• GIVEN REQUEST
Answer with one number: how many lines have "this".
+===+
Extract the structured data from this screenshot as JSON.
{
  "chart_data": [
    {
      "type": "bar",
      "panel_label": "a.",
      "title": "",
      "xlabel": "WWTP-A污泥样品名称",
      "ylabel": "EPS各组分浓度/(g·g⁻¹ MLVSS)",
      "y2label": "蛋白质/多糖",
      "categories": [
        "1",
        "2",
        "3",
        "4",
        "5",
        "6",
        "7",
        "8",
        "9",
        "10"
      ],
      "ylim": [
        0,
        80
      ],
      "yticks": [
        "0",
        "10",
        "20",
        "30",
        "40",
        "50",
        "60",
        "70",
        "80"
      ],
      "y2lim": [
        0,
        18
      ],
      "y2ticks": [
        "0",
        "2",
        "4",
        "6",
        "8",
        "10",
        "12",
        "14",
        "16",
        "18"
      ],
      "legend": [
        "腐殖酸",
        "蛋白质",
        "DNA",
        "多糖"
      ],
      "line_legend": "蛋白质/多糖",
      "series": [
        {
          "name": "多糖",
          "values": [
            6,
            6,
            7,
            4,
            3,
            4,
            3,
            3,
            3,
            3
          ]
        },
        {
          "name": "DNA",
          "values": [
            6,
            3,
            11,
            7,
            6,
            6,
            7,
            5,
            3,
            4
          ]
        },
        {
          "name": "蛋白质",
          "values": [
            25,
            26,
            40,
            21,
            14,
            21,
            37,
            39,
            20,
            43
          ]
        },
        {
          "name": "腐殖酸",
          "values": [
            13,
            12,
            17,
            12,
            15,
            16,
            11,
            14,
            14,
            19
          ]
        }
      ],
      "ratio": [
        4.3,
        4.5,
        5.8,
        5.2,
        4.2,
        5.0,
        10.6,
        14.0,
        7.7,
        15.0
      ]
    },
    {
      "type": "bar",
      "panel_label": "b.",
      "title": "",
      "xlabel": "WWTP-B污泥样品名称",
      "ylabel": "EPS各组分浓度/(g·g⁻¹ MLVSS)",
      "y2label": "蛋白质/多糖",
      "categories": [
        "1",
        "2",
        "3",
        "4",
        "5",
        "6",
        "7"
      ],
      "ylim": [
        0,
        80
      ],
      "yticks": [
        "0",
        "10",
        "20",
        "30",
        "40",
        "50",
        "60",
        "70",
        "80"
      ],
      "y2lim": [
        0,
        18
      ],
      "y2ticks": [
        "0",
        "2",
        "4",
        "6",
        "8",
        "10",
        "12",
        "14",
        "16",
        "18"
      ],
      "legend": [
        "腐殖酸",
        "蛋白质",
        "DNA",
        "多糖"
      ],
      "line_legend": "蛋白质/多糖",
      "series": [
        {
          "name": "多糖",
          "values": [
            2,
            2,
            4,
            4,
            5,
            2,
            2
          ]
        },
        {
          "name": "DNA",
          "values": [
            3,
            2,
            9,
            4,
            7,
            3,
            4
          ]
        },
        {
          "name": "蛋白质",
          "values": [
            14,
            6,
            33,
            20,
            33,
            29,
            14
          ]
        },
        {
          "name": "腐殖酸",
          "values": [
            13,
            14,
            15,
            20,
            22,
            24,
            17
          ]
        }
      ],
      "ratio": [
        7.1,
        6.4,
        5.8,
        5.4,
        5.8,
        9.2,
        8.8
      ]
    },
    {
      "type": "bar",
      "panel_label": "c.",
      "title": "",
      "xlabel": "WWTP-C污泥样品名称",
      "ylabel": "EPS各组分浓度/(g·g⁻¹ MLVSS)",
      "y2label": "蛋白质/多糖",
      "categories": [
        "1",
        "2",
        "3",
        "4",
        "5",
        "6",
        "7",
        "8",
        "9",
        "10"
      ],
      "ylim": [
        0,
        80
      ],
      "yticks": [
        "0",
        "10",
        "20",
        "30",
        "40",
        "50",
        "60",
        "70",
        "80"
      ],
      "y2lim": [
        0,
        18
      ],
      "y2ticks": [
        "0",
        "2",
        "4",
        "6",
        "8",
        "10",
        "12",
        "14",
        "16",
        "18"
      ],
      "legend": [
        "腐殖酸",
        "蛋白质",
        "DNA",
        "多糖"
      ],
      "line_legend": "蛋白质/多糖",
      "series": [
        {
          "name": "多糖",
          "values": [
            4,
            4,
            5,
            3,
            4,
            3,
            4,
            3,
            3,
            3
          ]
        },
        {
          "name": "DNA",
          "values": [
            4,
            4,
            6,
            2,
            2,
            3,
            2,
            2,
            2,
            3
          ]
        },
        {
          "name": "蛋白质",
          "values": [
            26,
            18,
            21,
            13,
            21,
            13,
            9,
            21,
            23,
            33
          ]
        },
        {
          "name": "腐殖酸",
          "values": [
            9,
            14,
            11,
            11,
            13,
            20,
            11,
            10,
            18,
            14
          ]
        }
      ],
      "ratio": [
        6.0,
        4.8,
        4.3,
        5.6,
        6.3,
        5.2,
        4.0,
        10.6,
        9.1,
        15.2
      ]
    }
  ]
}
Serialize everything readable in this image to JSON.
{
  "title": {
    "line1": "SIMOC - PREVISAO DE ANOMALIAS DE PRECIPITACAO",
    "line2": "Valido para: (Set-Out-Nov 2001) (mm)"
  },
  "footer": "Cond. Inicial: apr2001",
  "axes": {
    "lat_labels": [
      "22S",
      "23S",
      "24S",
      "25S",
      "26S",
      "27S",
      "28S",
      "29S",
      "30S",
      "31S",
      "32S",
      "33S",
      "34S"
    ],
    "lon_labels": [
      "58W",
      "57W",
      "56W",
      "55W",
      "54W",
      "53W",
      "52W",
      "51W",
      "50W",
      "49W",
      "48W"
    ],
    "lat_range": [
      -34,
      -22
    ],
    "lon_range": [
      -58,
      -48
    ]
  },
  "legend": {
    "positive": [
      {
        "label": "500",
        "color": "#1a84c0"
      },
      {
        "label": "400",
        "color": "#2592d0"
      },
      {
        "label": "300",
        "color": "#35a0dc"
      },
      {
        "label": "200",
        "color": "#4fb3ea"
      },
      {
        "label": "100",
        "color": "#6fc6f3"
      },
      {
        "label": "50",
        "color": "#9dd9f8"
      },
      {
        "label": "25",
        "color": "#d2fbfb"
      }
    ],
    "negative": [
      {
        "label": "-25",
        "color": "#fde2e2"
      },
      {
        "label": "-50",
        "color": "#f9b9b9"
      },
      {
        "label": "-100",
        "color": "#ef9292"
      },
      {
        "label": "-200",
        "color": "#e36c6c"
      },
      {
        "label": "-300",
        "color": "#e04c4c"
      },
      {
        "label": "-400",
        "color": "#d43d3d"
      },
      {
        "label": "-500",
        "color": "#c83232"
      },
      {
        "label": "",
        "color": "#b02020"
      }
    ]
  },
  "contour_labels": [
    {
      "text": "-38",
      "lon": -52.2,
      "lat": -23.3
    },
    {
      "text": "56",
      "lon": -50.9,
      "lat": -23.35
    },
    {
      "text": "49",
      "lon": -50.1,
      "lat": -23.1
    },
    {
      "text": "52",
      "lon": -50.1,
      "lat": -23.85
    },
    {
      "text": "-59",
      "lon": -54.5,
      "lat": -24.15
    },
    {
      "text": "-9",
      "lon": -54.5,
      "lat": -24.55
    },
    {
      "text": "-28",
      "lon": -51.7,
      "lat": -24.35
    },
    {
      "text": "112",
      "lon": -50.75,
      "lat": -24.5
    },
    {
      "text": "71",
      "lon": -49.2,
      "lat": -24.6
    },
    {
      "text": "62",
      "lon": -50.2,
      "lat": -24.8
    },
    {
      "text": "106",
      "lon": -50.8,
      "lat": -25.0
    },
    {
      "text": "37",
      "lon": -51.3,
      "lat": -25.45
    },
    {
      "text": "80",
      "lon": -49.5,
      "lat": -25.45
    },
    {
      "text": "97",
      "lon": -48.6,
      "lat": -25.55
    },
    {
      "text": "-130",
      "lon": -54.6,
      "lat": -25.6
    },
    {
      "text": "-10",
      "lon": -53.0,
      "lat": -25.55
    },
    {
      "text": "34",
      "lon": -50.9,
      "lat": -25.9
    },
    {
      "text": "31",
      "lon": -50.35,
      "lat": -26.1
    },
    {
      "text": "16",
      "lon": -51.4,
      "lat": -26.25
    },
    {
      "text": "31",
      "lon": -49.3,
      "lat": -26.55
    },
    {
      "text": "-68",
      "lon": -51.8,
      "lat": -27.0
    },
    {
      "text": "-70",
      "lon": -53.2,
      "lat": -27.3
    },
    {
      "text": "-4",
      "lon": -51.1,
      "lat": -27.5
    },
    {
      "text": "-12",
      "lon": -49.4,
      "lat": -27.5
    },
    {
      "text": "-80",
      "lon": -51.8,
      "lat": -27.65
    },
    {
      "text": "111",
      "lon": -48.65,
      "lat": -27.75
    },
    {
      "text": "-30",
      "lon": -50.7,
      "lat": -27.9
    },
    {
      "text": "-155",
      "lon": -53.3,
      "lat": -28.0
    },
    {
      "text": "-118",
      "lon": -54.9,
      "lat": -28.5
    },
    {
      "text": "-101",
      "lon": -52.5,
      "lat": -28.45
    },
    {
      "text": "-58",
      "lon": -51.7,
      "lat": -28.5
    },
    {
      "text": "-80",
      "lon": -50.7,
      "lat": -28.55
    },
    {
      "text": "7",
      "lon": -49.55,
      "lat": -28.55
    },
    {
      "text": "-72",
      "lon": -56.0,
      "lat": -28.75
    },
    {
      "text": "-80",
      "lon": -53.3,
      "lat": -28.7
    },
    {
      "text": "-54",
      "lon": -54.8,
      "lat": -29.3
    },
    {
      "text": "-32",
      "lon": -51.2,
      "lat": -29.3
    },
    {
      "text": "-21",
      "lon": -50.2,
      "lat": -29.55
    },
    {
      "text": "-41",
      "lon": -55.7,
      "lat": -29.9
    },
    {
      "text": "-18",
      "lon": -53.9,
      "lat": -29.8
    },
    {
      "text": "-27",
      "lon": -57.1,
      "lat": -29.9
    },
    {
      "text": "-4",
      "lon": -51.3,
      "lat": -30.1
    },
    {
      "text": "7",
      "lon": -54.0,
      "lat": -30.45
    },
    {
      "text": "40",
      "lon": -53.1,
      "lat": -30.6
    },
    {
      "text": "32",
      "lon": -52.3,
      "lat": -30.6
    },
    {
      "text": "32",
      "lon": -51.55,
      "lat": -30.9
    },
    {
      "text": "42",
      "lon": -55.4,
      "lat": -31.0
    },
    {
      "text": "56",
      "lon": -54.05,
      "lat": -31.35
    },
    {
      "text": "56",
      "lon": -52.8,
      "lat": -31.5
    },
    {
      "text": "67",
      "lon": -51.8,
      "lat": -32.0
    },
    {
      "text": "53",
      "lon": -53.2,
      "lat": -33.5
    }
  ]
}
+===+
• FULL ANSWER
2